:: TASK INPUTS ::

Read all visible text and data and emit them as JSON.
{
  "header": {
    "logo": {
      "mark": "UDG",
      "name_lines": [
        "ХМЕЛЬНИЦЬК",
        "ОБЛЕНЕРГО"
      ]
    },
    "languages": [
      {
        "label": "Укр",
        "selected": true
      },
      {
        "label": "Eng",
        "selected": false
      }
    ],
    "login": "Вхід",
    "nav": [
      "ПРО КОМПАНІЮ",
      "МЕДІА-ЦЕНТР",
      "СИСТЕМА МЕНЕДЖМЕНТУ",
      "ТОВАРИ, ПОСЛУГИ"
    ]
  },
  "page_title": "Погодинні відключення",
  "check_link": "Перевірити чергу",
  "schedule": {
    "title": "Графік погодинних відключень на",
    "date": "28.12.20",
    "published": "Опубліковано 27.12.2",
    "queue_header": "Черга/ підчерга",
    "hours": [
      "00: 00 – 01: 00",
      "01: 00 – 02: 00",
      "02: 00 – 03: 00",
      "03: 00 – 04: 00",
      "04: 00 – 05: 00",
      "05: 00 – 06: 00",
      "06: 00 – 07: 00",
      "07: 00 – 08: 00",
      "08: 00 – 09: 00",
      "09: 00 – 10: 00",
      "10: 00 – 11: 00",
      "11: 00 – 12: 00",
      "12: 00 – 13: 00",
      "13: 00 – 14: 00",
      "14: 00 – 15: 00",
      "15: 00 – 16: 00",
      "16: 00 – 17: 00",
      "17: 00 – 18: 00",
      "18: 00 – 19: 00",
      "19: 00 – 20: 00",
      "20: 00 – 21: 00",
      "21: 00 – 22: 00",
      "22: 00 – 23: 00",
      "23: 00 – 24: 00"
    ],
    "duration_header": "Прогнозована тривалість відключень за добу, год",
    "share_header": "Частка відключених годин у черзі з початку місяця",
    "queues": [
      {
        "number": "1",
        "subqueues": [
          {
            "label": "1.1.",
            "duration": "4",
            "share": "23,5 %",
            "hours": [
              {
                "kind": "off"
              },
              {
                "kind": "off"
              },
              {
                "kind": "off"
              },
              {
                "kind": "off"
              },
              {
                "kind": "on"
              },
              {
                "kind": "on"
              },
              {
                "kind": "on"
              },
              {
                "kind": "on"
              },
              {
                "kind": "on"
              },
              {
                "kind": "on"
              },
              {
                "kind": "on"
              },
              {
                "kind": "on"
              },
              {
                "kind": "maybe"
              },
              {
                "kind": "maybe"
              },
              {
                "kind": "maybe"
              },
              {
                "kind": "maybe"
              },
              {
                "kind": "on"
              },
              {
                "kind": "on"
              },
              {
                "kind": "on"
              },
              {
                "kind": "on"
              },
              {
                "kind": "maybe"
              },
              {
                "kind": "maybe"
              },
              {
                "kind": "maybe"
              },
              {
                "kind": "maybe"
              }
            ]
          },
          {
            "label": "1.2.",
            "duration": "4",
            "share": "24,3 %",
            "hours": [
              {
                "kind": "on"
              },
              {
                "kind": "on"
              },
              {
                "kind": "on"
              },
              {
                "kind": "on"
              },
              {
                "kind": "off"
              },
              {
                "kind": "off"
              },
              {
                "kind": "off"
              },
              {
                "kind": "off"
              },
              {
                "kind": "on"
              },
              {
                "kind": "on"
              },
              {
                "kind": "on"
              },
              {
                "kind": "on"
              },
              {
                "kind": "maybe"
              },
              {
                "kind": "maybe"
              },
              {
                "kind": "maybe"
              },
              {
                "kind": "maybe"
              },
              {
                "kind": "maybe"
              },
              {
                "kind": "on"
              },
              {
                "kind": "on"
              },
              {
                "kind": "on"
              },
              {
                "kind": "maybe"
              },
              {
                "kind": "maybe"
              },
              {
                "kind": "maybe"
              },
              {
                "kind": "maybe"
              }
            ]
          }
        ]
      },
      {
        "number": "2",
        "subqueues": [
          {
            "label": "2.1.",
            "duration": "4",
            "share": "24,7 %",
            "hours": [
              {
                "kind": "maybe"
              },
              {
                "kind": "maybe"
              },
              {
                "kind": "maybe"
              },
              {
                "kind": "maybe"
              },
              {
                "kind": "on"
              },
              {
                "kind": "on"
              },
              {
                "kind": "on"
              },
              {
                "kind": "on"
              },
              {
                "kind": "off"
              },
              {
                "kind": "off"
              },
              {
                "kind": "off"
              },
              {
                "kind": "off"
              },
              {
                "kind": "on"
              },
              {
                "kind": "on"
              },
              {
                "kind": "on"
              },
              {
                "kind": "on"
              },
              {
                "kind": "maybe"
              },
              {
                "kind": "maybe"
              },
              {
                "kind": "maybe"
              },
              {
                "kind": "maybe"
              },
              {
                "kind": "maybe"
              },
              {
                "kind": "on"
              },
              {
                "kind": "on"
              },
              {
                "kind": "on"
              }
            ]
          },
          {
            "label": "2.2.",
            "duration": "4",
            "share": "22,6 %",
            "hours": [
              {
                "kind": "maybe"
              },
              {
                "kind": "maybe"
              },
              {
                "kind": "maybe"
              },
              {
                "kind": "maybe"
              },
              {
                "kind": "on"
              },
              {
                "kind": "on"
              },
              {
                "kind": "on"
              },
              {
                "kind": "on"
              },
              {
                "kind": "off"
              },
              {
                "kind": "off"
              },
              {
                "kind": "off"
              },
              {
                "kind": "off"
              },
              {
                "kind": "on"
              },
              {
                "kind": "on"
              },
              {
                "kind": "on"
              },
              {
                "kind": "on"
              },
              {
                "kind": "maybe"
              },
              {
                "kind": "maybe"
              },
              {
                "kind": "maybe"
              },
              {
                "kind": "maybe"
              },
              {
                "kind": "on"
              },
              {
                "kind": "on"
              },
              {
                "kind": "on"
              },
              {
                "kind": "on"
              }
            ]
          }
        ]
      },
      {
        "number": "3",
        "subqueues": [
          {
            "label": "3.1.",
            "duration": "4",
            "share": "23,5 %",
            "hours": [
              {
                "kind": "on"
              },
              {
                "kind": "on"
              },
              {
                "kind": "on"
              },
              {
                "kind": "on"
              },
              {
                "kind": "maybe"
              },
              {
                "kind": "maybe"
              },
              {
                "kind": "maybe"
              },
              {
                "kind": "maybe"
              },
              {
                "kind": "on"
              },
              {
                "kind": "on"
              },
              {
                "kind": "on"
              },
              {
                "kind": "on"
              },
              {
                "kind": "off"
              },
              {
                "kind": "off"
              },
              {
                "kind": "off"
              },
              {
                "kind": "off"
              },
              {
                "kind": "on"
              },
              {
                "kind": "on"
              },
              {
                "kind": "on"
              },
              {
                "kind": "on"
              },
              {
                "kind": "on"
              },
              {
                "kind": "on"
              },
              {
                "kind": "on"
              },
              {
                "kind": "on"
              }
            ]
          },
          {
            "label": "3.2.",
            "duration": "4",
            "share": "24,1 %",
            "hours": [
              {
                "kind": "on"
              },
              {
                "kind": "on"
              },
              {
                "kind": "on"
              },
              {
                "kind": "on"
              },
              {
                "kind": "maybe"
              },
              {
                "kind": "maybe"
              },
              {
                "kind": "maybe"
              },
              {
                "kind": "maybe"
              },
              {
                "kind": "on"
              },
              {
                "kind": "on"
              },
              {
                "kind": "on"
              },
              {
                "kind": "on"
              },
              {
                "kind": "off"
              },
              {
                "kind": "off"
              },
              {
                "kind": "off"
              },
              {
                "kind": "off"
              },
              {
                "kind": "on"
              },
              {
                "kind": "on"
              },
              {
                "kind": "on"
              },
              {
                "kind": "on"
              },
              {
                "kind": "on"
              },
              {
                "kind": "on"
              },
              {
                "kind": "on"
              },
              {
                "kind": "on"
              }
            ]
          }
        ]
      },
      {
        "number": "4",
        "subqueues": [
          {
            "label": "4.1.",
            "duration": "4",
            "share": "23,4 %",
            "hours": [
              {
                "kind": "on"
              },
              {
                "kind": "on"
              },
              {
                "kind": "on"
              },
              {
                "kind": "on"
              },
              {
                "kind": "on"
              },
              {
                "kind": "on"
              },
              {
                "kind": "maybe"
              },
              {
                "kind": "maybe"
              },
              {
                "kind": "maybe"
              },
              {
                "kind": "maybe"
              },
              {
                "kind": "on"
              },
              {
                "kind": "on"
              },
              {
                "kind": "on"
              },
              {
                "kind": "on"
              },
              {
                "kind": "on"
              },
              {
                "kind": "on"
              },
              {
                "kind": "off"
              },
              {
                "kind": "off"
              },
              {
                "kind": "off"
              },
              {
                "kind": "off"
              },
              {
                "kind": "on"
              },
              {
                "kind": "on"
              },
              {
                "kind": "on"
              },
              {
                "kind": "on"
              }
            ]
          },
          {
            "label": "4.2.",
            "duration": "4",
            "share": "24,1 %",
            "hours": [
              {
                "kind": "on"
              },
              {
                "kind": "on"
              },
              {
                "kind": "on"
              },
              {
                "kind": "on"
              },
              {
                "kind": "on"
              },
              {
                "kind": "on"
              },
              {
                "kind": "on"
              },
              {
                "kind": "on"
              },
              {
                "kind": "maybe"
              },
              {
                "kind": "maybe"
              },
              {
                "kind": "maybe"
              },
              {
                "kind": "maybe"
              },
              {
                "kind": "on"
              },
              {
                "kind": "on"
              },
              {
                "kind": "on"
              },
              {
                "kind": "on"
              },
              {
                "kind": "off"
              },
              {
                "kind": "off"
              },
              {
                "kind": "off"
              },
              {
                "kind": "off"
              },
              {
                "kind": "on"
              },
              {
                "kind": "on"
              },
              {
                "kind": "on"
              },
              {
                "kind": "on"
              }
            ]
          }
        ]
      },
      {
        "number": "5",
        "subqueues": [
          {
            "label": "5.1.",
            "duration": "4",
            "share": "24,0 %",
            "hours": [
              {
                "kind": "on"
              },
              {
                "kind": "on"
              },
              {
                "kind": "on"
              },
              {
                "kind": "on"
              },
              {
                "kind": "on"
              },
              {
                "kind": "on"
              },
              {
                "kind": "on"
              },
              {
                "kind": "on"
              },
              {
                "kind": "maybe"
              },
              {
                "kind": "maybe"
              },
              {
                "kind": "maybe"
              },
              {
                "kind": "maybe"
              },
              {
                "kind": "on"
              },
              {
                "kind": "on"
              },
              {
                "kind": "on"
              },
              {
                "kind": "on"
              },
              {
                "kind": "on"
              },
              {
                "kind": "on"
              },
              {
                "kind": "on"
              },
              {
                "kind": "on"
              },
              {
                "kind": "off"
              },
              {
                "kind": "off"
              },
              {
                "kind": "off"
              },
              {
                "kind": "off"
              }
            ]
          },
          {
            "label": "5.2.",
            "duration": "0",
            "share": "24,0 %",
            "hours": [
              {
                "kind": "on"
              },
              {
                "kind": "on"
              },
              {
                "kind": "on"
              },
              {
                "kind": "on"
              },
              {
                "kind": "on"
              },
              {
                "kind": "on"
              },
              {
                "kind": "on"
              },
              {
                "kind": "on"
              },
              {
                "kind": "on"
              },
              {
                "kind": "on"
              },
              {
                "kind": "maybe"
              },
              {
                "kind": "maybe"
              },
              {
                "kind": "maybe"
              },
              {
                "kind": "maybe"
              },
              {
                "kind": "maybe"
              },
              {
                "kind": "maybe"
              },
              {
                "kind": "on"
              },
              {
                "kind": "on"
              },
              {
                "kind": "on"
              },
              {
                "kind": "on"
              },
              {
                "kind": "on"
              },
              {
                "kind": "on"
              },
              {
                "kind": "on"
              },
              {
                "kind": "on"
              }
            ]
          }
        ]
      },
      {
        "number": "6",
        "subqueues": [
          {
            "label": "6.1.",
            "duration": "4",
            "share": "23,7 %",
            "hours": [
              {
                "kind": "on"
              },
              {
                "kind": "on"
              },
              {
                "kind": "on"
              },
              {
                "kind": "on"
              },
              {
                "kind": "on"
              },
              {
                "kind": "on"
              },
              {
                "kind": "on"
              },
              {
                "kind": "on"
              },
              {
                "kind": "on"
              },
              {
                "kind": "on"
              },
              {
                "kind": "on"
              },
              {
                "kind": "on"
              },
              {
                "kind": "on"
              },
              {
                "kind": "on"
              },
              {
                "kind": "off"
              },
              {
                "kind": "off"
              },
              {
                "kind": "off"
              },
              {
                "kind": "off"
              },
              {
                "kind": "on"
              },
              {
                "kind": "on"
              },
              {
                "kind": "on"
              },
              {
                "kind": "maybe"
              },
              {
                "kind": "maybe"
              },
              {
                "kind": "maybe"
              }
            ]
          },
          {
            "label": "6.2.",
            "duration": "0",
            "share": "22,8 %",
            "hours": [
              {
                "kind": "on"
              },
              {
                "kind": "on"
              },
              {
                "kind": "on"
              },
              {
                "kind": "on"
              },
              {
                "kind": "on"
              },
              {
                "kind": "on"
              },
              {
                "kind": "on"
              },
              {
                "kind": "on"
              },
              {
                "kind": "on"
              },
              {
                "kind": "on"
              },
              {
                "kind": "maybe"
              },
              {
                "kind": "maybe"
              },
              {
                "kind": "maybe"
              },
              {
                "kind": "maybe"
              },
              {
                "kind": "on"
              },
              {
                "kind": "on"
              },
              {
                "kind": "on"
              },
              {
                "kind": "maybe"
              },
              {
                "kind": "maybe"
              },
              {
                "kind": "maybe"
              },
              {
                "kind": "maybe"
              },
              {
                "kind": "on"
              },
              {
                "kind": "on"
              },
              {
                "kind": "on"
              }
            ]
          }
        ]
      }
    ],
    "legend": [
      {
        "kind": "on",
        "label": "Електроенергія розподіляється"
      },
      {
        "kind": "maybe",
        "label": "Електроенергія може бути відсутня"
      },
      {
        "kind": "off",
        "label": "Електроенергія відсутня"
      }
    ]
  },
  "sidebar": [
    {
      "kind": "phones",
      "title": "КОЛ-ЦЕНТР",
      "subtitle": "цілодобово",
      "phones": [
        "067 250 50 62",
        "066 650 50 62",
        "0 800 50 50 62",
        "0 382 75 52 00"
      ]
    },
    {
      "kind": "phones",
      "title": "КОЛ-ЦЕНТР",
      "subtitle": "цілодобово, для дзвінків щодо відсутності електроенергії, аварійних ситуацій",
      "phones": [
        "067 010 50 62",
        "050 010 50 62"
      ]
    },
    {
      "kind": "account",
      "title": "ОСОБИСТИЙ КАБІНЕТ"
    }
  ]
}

:::

Filter the entries and copy out every line with the word "number".

WORKED SOLUTION:
        "number": "1",
        "number": "2",
        "number": "3",
        "number": "4",
        "number": "5",
        "number": "6",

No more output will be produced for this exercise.